> SET EXERCISE
Repeat the listing in full, exactly as it stands.

> THE DATA

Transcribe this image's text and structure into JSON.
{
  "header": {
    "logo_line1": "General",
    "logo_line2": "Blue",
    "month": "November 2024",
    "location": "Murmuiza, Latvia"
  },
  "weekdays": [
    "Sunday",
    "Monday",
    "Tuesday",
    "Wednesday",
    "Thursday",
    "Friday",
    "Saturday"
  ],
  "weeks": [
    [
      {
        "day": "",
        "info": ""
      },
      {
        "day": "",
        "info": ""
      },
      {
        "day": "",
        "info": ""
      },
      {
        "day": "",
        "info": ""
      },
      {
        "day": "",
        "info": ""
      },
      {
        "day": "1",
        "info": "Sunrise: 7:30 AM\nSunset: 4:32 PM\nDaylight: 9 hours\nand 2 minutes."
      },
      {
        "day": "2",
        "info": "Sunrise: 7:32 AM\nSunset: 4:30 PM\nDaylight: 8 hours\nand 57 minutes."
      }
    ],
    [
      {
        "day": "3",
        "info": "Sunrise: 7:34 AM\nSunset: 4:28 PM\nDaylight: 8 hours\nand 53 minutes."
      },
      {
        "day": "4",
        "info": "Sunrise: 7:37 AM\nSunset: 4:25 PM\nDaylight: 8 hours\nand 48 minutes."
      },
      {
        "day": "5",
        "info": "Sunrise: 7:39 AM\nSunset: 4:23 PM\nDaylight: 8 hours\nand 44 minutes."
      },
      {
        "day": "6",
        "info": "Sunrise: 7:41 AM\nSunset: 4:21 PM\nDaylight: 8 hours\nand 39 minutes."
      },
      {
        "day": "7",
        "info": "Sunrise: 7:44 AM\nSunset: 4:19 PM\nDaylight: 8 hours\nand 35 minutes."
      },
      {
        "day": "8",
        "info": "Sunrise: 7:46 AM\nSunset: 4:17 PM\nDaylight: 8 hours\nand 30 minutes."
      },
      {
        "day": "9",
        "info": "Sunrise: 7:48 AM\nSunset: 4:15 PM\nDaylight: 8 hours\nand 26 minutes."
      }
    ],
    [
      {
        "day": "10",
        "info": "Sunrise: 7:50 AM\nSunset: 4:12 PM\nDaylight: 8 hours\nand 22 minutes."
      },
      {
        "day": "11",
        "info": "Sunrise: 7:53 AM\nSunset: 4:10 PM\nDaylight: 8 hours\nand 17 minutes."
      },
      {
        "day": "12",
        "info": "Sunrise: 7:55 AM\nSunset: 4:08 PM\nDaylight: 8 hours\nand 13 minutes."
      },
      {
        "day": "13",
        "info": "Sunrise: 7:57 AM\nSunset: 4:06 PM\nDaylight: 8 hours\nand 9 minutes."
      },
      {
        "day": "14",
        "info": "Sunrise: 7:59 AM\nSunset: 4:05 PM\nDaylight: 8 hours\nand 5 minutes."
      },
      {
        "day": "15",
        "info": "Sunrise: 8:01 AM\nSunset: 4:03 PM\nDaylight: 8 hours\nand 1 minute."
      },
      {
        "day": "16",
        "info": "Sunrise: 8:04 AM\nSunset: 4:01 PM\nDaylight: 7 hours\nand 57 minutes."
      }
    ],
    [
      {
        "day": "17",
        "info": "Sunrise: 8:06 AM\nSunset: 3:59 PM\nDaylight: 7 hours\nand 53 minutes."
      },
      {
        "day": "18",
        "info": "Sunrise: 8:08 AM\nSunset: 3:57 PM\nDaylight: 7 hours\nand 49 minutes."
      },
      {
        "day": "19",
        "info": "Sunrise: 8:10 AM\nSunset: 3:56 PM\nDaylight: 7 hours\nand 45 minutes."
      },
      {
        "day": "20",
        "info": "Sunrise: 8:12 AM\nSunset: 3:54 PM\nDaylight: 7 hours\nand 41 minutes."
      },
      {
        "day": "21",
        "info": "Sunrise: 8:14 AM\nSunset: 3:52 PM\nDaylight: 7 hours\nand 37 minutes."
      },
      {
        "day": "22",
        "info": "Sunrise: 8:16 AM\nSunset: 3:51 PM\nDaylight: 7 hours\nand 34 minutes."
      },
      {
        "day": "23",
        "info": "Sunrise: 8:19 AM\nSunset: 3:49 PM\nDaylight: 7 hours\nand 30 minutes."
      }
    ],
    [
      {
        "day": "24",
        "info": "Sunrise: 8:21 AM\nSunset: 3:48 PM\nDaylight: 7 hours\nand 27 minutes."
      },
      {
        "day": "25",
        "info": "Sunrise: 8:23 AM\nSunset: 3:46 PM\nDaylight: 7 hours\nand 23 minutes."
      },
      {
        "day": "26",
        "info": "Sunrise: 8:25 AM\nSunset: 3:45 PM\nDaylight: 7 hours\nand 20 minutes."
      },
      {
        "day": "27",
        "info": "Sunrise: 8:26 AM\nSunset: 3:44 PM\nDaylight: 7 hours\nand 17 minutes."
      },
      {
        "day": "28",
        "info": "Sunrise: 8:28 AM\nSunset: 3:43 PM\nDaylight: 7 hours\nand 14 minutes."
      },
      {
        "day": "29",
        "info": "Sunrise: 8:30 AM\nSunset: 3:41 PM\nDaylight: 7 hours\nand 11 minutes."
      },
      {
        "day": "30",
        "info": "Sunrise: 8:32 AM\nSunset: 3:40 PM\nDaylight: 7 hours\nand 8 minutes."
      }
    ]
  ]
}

> CORRECT OUTPUT
Transcribe this image's text and structure into JSON.
{
  "header": {
    "logo_line1": "General",
    "logo_line2": "Blue",
    "month": "November 2024",
    "location": "Murmuiza, Latvia"
  },
  "weekdays": [
    "Sunday",
    "Monday",
    "Tuesday",
    "Wednesday",
    "Thursday",
    "Friday",
    "Saturday"
  ],
  "weeks": [
    [
      {
        "day": "",
        "info": ""
      },
      {
        "day": "",
        "info": ""
      },
      {
        "day": "",
        "info": ""
      },
      {
        "day": "",
        "info": ""
      },
      {
        "day": "",
        "info": ""
      },
      {
        "day": "1",
        "info": "Sunrise: 7:30 AM\nSunset: 4:32 PM\nDaylight: 9 hours\nand 2 minutes."
      },
      {
        "day": "2",
        "info": "Sunrise: 7:32 AM\nSunset: 4:30 PM\nDaylight: 8 hours\nand 57 minutes."
      }
    ],
    [
      {
        "day": "3",
        "info": "Sunrise: 7:34 AM\nSunset: 4:28 PM\nDaylight: 8 hours\nand 53 minutes."
      },
      {
        "day": "4",
        "info": "Sunrise: 7:37 AM\nSunset: 4:25 PM\nDaylight: 8 hours\nand 48 minutes."
      },
      {
        "day": "5",
        "info": "Sunrise: 7:39 AM\nSunset: 4:23 PM\nDaylight: 8 hours\nand 44 minutes."
      },
      {
        "day": "6",
        "info": "Sunrise: 7:41 AM\nSunset: 4:21 PM\nDaylight: 8 hours\nand 39 minutes."
      },
      {
        "day": "7",
        "info": "Sunrise: 7:44 AM\nSunset: 4:19 PM\nDaylight: 8 hours\nand 35 minutes."
      },
      {
        "day": "8",
        "info": "Sunrise: 7:46 AM\nSunset: 4:17 PM\nDaylight: 8 hours\nand 30 minutes."
      },
      {
        "day": "9",
        "info": "Sunrise: 7:48 AM\nSunset: 4:15 PM\nDaylight: 8 hours\nand 26 minutes."
      }
    ],
    [
      {
        "day": "10",
        "info": "Sunrise: 7:50 AM\nSunset: 4:12 PM\nDaylight: 8 hours\nand 22 minutes."
      },
      {
        "day": "11",
        "info": "Sunrise: 7:53 AM\nSunset: 4:10 PM\nDaylight: 8 hours\nand 17 minutes."
      },
      {
        "day": "12",
        "info": "Sunrise: 7:55 AM\nSunset: 4:08 PM\nDaylight: 8 hours\nand 13 minutes."
      },
      {
        "day": "13",
        "info": "Sunrise: 7:57 AM\nSunset: 4:06 PM\nDaylight: 8 hours\nand 9 minutes."
      },
      {
        "day": "14",
        "info": "Sunrise: 7:59 AM\nSunset: 4:05 PM\nDaylight: 8 hours\nand 5 minutes."
      },
      {
        "day": "15",
        "info": "Sunrise: 8:01 AM\nSunset: 4:03 PM\nDaylight: 8 hours\nand 1 minute."
      },
      {
        "day": "16",
        "info": "Sunrise: 8:04 AM\nSunset: 4:01 PM\nDaylight: 7 hours\nand 57 minutes."
      }
    ],
    [
      {
        "day": "17",
        "info": "Sunrise: 8:06 AM\nSunset: 3:59 PM\nDaylight: 7 hours\nand 53 minutes."
      },
      {
        "day": "18",
        "info": "Sunrise: 8:08 AM\nSunset: 3:57 PM\nDaylight: 7 hours\nand 49 minutes."
      },
      {
        "day": "19",
        "info": "Sunrise: 8:10 AM\nSunset: 3:56 PM\nDaylight: 7 hours\nand 45 minutes."
      },
      {
        "day": "20",
        "info": "Sunrise: 8:12 AM\nSunset: 3:54 PM\nDaylight: 7 hours\nand 41 minutes."
      },
      {
        "day": "21",
        "info": "Sunrise: 8:14 AM\nSunset: 3:52 PM\nDaylight: 7 hours\nand 37 minutes."
      },
      {
        "day": "22",
        "info": "Sunrise: 8:16 AM\nSunset: 3:51 PM\nDaylight: 7 hours\nand 34 minutes."
      },
      {
        "day": "23",
        "info": "Sunrise: 8:19 AM\nSunset: 3:49 PM\nDaylight: 7 hours\nand 30 minutes."
      }
    ],
    [
      {
        "day": "24",
        "info": "Sunrise: 8:21 AM\nSunset: 3:48 PM\nDaylight: 7 hours\nand 27 minutes."
      },
      {
        "day": "25",
        "info": "Sunrise: 8:23 AM\nSunset: 3:46 PM\nDaylight: 7 hours\nand 23 minutes."
      },
      {
        "day": "26",
        "info": "Sunrise: 8:25 AM\nSunset: 3:45 PM\nDaylight: 7 hours\nand 20 minutes."
      },
      {
        "day": "27",
        "info": "Sunrise: 8:26 AM\nSunset: 3:44 PM\nDaylight: 7 hours\nand 17 minutes."
      },
      {
        "day": "28",
        "info": "Sunrise: 8:28 AM\nSunset: 3:43 PM\nDaylight: 7 hours\nand 14 minutes."
      },
      {
        "day": "29",
        "info": "Sunrise: 8:30 AM\nSunset: 3:41 PM\nDaylight: 7 hours\nand 11 minutes."
      },
      {
        "day": "30",
        "info": "Sunrise: 8:32 AM\nSunset: 3:40 PM\nDaylight: 7 hours\nand 8 minutes."
      }
    ]
  ]
}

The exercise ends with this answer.